Request — Retype each line of the data below without changing a single character.

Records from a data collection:

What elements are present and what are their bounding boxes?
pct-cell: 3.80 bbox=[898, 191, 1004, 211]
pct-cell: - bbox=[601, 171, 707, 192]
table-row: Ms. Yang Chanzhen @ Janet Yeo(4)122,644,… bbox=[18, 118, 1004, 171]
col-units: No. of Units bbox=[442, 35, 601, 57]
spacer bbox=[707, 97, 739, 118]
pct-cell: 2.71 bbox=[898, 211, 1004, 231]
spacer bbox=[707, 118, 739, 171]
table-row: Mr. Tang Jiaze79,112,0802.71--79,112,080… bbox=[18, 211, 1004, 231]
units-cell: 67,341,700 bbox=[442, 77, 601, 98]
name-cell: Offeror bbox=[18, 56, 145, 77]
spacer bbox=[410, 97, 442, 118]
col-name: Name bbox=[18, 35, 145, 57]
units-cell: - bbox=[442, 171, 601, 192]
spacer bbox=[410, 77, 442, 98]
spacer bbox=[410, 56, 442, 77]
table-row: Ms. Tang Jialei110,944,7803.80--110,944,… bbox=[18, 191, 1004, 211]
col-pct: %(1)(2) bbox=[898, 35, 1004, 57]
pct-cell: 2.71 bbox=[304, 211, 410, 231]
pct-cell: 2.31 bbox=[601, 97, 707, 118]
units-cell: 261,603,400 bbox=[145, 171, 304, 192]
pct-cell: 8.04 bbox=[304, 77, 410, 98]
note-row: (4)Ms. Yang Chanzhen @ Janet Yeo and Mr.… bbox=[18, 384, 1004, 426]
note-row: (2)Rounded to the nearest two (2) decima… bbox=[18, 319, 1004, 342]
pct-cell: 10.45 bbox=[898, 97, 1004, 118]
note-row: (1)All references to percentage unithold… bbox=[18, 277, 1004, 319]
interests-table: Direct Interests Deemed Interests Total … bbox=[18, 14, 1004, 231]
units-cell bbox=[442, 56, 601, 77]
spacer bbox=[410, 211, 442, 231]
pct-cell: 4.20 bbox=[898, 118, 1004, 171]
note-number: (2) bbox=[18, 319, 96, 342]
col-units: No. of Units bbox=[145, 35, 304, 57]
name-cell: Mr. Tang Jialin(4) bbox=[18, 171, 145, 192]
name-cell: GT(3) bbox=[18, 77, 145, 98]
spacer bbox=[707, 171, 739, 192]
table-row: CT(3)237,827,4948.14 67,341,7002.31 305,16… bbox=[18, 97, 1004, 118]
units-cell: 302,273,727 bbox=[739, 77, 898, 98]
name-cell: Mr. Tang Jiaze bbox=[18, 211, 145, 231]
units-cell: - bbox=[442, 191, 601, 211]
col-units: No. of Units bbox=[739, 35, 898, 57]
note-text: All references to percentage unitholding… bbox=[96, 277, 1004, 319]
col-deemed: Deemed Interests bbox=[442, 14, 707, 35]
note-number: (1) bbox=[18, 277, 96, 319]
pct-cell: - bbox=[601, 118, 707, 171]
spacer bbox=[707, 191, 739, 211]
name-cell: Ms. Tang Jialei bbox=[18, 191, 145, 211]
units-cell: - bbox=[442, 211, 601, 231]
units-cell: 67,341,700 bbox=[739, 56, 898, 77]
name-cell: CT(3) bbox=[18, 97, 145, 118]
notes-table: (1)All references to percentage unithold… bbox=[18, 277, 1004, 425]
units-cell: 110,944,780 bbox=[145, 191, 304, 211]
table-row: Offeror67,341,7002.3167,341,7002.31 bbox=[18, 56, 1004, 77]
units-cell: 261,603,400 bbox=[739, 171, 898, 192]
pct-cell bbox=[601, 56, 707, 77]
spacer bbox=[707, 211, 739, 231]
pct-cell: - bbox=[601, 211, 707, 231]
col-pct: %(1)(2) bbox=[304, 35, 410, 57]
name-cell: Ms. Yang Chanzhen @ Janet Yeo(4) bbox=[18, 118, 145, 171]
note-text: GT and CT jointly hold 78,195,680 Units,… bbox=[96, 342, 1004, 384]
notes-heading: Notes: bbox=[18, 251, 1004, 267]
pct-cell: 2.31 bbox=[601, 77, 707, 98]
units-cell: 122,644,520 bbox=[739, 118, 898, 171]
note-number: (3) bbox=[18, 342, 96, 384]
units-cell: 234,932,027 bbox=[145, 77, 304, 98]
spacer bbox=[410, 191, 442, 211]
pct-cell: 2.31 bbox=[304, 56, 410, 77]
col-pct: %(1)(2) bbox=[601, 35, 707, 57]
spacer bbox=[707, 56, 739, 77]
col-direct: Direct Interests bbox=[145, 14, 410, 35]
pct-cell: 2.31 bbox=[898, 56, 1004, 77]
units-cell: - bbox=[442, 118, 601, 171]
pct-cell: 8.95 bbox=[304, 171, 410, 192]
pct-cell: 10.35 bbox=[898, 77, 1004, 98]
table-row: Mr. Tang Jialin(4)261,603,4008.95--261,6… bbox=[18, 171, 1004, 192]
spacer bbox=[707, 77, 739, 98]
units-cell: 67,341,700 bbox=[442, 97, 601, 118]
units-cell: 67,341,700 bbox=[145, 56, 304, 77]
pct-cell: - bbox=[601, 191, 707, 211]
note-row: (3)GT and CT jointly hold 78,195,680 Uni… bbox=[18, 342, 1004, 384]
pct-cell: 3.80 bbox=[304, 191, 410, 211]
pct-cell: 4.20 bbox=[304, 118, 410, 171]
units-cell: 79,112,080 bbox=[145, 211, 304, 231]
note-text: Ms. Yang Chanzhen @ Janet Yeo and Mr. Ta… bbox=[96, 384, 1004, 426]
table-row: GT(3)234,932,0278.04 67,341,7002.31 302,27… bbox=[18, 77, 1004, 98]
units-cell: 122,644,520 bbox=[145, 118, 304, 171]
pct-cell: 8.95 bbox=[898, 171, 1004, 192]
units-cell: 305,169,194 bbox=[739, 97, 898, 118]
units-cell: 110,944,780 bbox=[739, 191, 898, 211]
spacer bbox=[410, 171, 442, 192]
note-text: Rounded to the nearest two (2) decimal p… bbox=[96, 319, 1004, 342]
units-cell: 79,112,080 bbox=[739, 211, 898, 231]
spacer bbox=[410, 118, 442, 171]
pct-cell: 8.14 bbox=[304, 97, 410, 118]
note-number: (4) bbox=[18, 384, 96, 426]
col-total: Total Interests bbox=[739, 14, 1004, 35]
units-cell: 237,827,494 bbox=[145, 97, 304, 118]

Task result —
What elements are present and what are their bounding boxes?
pct-cell: 3.80 bbox=[898, 191, 1004, 211]
pct-cell: - bbox=[601, 171, 707, 192]
table-row: Ms. Yang Chanzhen @ Janet Yeo(4)122,644,… bbox=[18, 118, 1004, 171]
col-units: No. of Units bbox=[442, 35, 601, 57]
spacer bbox=[707, 97, 739, 118]
pct-cell: 2.71 bbox=[898, 211, 1004, 231]
spacer bbox=[707, 118, 739, 171]
table-row: Mr. Tang Jiaze79,112,0802.71--79,112,080… bbox=[18, 211, 1004, 231]
units-cell: 67,341,700 bbox=[442, 77, 601, 98]
name-cell: Offeror bbox=[18, 56, 145, 77]
spacer bbox=[410, 97, 442, 118]
col-name: Name bbox=[18, 35, 145, 57]
units-cell: - bbox=[442, 171, 601, 192]
spacer bbox=[410, 77, 442, 98]
spacer bbox=[410, 56, 442, 77]
table-row: Ms. Tang Jialei110,944,7803.80--110,944,… bbox=[18, 191, 1004, 211]
col-pct: %(1)(2) bbox=[898, 35, 1004, 57]
pct-cell: 2.71 bbox=[304, 211, 410, 231]
pct-cell: 2.31 bbox=[601, 97, 707, 118]
units-cell: 261,603,400 bbox=[145, 171, 304, 192]
pct-cell: 8.04 bbox=[304, 77, 410, 98]
note-row: (4)Ms. Yang Chanzhen @ Janet Yeo and Mr.… bbox=[18, 384, 1004, 426]
note-row: (2)Rounded to the nearest two (2) decima… bbox=[18, 319, 1004, 342]
pct-cell: 10.45 bbox=[898, 97, 1004, 118]
note-row: (1)All references to percentage unithold… bbox=[18, 277, 1004, 319]
interests-table: Direct Interests Deemed Interests Total … bbox=[18, 14, 1004, 231]
units-cell bbox=[442, 56, 601, 77]
spacer bbox=[410, 211, 442, 231]
pct-cell: 4.20 bbox=[898, 118, 1004, 171]
note-number: (2) bbox=[18, 319, 96, 342]
col-units: No. of Units bbox=[145, 35, 304, 57]
name-cell: Mr. Tang Jialin(4) bbox=[18, 171, 145, 192]
name-cell: GT(3) bbox=[18, 77, 145, 98]
spacer bbox=[707, 171, 739, 192]
table-row: CT(3)237,827,4948.14 67,341,7002.31 305,16… bbox=[18, 97, 1004, 118]
units-cell: 302,273,727 bbox=[739, 77, 898, 98]
name-cell: Mr. Tang Jiaze bbox=[18, 211, 145, 231]
units-cell: - bbox=[442, 191, 601, 211]
col-units: No. of Units bbox=[739, 35, 898, 57]
note-text: All references to percentage unitholding… bbox=[96, 277, 1004, 319]
col-deemed: Deemed Interests bbox=[442, 14, 707, 35]
note-number: (1) bbox=[18, 277, 96, 319]
pct-cell: - bbox=[601, 118, 707, 171]
spacer bbox=[707, 191, 739, 211]
name-cell: Ms. Tang Jialei bbox=[18, 191, 145, 211]
units-cell: - bbox=[442, 211, 601, 231]
units-cell: 67,341,700 bbox=[739, 56, 898, 77]
name-cell: CT(3) bbox=[18, 97, 145, 118]
notes-table: (1)All references to percentage unithold… bbox=[18, 277, 1004, 425]
units-cell: 110,944,780 bbox=[145, 191, 304, 211]
table-row: Offeror67,341,7002.3167,341,7002.31 bbox=[18, 56, 1004, 77]
units-cell: 261,603,400 bbox=[739, 171, 898, 192]
pct-cell bbox=[601, 56, 707, 77]
spacer bbox=[707, 211, 739, 231]
pct-cell: - bbox=[601, 211, 707, 231]
col-pct: %(1)(2) bbox=[304, 35, 410, 57]
name-cell: Ms. Yang Chanzhen @ Janet Yeo(4) bbox=[18, 118, 145, 171]
note-text: GT and CT jointly hold 78,195,680 Units,… bbox=[96, 342, 1004, 384]
notes-heading: Notes: bbox=[18, 251, 1004, 267]
pct-cell: 2.31 bbox=[601, 77, 707, 98]
units-cell: 122,644,520 bbox=[739, 118, 898, 171]
note-number: (3) bbox=[18, 342, 96, 384]
units-cell: 234,932,027 bbox=[145, 77, 304, 98]
spacer bbox=[410, 191, 442, 211]
pct-cell: 2.31 bbox=[304, 56, 410, 77]
col-pct: %(1)(2) bbox=[601, 35, 707, 57]
spacer bbox=[707, 56, 739, 77]
col-direct: Direct Interests bbox=[145, 14, 410, 35]
pct-cell: 2.31 bbox=[898, 56, 1004, 77]
units-cell: - bbox=[442, 118, 601, 171]
pct-cell: 8.95 bbox=[304, 171, 410, 192]
pct-cell: 10.35 bbox=[898, 77, 1004, 98]
table-row: Mr. Tang Jialin(4)261,603,4008.95--261,6… bbox=[18, 171, 1004, 192]
spacer bbox=[707, 77, 739, 98]
units-cell: 67,341,700 bbox=[442, 97, 601, 118]
units-cell: 67,341,700 bbox=[145, 56, 304, 77]
pct-cell: - bbox=[601, 191, 707, 211]
note-row: (3)GT and CT jointly hold 78,195,680 Uni… bbox=[18, 342, 1004, 384]
pct-cell: 3.80 bbox=[304, 191, 410, 211]
pct-cell: 4.20 bbox=[304, 118, 410, 171]
units-cell: 79,112,080 bbox=[145, 211, 304, 231]
note-text: Ms. Yang Chanzhen @ Janet Yeo and Mr. Ta… bbox=[96, 384, 1004, 426]
table-row: GT(3)234,932,0278.04 67,341,7002.31 302,27… bbox=[18, 77, 1004, 98]
units-cell: 122,644,520 bbox=[145, 118, 304, 171]
pct-cell: 8.95 bbox=[898, 171, 1004, 192]
units-cell: 305,169,194 bbox=[739, 97, 898, 118]
units-cell: 110,944,780 bbox=[739, 191, 898, 211]
spacer bbox=[410, 171, 442, 192]
note-text: Rounded to the nearest two (2) decimal p… bbox=[96, 319, 1004, 342]
units-cell: 79,112,080 bbox=[739, 211, 898, 231]
spacer bbox=[410, 118, 442, 171]
pct-cell: 8.14 bbox=[304, 97, 410, 118]
note-number: (4) bbox=[18, 384, 96, 426]
col-total: Total Interests bbox=[739, 14, 1004, 35]
units-cell: 237,827,494 bbox=[145, 97, 304, 118]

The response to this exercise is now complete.